Rows from a dataset:
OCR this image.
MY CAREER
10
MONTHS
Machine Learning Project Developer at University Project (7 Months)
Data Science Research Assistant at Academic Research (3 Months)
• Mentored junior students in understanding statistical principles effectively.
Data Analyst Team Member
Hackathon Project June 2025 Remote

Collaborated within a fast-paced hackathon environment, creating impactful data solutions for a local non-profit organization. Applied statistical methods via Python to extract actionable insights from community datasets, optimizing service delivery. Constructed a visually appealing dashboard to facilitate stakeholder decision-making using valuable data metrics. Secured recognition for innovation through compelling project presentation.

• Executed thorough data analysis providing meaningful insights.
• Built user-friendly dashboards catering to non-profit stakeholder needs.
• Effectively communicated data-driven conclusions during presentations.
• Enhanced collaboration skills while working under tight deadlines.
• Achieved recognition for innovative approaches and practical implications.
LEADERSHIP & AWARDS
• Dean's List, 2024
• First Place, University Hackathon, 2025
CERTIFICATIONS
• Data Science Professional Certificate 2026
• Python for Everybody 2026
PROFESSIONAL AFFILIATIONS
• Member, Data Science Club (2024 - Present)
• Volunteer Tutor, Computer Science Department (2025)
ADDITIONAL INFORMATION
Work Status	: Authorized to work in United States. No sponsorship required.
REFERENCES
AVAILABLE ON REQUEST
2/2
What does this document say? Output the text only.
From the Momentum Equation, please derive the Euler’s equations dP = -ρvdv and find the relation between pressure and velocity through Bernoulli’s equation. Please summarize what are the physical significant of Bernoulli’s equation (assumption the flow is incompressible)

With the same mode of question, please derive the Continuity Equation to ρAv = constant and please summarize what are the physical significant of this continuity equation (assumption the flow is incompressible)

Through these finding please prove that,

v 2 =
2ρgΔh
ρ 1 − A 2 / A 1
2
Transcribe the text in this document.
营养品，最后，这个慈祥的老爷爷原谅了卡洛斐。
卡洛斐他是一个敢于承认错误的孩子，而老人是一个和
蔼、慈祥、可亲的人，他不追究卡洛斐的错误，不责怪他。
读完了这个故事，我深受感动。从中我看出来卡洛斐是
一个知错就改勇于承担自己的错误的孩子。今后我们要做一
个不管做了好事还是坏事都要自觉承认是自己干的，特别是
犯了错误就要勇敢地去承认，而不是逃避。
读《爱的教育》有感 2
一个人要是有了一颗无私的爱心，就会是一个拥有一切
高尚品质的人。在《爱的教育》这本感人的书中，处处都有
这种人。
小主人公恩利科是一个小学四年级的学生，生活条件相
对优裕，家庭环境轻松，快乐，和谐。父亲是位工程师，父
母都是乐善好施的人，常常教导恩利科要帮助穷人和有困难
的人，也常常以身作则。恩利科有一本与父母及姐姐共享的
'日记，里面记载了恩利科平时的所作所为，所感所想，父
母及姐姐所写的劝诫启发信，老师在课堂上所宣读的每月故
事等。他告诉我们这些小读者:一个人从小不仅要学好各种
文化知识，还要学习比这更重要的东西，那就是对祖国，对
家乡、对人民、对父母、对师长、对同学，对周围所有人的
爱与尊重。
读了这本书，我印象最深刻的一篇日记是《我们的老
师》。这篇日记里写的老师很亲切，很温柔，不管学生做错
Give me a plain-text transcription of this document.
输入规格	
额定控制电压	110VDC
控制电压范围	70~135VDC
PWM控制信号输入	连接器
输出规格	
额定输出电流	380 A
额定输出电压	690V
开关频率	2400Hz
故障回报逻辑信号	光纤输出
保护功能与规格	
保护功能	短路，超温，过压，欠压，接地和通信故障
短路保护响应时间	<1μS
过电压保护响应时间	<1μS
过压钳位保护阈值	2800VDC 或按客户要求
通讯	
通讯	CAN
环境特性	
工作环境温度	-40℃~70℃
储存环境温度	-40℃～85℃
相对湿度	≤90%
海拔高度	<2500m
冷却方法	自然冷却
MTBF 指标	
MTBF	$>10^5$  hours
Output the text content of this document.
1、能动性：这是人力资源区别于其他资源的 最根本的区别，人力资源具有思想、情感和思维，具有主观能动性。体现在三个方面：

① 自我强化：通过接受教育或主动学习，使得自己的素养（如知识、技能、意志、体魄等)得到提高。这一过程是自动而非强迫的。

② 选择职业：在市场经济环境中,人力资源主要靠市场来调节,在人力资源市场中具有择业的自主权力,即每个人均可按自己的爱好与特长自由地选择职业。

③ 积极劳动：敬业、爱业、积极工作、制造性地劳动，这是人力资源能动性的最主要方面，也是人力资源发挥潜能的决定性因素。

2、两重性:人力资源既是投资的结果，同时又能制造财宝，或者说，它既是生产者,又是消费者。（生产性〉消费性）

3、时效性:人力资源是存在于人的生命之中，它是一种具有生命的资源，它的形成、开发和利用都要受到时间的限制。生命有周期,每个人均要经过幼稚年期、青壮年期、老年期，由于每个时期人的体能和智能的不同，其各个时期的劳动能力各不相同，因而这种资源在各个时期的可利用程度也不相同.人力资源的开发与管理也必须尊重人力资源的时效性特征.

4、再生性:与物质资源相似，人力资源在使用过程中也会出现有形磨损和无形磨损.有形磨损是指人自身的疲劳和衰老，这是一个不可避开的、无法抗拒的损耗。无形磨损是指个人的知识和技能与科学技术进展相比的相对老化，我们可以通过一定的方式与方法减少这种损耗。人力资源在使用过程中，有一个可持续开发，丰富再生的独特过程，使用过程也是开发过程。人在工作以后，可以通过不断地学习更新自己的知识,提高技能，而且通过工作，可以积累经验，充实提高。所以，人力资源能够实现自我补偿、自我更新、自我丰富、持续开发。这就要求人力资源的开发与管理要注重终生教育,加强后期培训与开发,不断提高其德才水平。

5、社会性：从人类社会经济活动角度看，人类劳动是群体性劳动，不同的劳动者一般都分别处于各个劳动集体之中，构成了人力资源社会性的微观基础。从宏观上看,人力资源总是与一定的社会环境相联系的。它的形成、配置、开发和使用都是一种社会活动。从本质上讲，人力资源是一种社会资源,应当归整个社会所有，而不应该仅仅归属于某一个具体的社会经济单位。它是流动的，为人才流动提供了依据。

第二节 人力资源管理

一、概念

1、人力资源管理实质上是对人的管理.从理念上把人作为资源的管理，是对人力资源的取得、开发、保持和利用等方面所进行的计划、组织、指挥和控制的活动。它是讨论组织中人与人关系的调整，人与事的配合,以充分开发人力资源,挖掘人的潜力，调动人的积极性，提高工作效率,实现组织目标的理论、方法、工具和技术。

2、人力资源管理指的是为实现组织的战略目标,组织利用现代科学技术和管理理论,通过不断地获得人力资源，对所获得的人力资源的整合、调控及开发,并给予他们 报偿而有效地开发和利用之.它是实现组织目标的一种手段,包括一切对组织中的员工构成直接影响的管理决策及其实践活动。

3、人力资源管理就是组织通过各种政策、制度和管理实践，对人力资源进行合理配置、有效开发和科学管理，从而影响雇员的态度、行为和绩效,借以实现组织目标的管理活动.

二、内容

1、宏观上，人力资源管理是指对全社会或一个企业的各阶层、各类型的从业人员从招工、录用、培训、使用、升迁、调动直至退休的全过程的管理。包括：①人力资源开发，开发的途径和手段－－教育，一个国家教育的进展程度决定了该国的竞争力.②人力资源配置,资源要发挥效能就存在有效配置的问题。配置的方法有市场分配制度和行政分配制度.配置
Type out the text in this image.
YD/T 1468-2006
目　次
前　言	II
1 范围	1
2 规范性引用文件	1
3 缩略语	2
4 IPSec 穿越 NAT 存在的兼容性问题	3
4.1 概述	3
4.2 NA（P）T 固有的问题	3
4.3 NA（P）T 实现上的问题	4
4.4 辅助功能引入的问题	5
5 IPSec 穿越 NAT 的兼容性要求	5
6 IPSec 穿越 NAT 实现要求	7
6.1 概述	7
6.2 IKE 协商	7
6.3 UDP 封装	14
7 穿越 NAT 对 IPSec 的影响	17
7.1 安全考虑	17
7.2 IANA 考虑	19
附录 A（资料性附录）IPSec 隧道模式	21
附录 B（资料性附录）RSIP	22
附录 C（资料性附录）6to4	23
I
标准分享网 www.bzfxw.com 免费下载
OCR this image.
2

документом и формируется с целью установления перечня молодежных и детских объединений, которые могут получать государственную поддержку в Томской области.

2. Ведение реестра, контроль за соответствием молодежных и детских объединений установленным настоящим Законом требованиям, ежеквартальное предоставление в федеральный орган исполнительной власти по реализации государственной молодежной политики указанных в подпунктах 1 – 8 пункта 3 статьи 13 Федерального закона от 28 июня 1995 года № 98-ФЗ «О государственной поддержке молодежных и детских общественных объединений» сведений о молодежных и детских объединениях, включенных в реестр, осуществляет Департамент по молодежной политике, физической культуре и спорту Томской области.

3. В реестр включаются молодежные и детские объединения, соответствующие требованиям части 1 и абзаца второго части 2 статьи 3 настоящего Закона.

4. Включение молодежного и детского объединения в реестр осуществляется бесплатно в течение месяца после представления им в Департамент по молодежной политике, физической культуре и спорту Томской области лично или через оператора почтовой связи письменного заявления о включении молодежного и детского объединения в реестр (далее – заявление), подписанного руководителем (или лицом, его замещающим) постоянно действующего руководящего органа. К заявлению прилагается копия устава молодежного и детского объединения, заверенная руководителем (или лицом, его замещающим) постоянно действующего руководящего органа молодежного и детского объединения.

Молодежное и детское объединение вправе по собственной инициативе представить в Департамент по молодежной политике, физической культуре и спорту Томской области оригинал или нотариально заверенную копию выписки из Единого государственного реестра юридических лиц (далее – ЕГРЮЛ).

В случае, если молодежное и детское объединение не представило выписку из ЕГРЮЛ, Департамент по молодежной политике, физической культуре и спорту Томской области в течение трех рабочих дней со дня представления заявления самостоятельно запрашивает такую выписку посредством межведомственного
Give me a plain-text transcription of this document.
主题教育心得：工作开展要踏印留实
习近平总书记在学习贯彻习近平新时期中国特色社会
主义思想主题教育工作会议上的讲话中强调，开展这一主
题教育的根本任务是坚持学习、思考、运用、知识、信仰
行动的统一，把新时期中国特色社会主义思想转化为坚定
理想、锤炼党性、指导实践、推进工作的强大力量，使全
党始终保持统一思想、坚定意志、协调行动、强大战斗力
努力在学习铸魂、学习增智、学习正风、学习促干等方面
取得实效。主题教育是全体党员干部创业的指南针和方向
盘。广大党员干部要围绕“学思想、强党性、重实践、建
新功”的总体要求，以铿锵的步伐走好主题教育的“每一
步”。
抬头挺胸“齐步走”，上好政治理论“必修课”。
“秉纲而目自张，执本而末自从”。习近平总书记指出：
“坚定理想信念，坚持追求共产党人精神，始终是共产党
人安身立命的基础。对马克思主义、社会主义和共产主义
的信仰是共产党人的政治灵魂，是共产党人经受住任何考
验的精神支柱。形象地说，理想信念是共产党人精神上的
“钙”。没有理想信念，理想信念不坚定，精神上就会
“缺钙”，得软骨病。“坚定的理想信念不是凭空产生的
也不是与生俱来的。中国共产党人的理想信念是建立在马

■ THE EXERCISE ■
Every line holding "document" should be copied out.

■ ANSWER TO THIS TASK ■
What does this document say? Output the text only.
Transcribe the text in this document.
Give me a plain-text transcription of this document.
Output the text content of this document.
Give me a plain-text transcription of this document.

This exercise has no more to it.